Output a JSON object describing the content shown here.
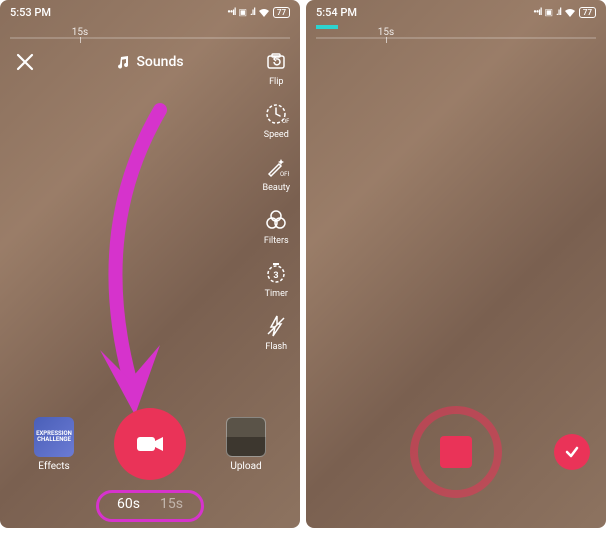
{
  "left": {
    "status": {
      "time": "5:53 PM",
      "battery": "77"
    },
    "timeline_label": "15s",
    "sounds_label": "Sounds",
    "tools": {
      "flip": "Flip",
      "speed": "Speed",
      "beauty": "Beauty",
      "filters": "Filters",
      "timer": "Timer",
      "flash": "Flash"
    },
    "bottom": {
      "effects": "Effects",
      "upload": "Upload"
    },
    "duration": {
      "opt60": "60s",
      "opt15": "15s"
    }
  },
  "right": {
    "status": {
      "time": "5:54 PM",
      "battery": "77"
    },
    "timeline_label": "15s"
  }
}
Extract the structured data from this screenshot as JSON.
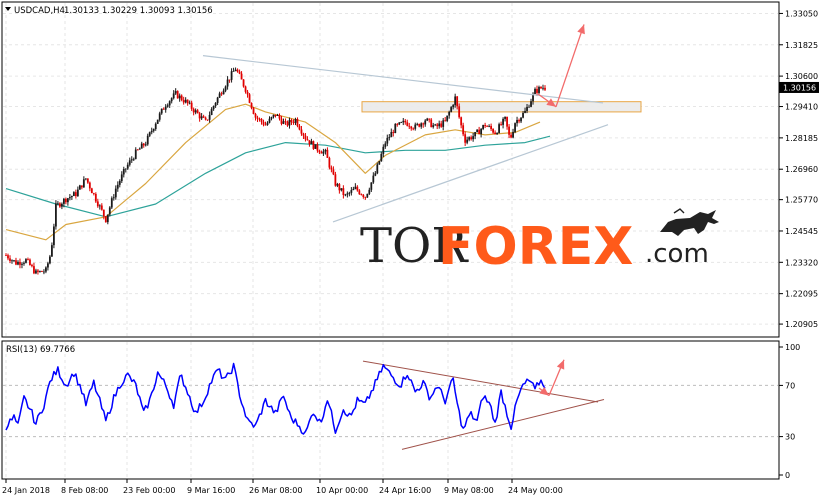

Exercise objective
Copy out all of the material exactly as written, without its pictures.

Written reply
Output a JSON object describing the content shown here.
{
  "left": {
    "status": {
      "time": "5:53 PM",
      "battery": "77"
    },
    "timeline_label": "15s",
    "sounds_label": "Sounds",
    "tools": {
      "flip": "Flip",
      "speed": "Speed",
      "beauty": "Beauty",
      "filters": "Filters",
      "timer": "Timer",
      "flash": "Flash"
    },
    "bottom": {
      "effects": "Effects",
      "upload": "Upload"
    },
    "duration": {
      "opt60": "60s",
      "opt15": "15s"
    }
  },
  "right": {
    "status": {
      "time": "5:54 PM",
      "battery": "77"
    },
    "timeline_label": "15s"
  }
}
Extract the structured data from this screenshot as JSON.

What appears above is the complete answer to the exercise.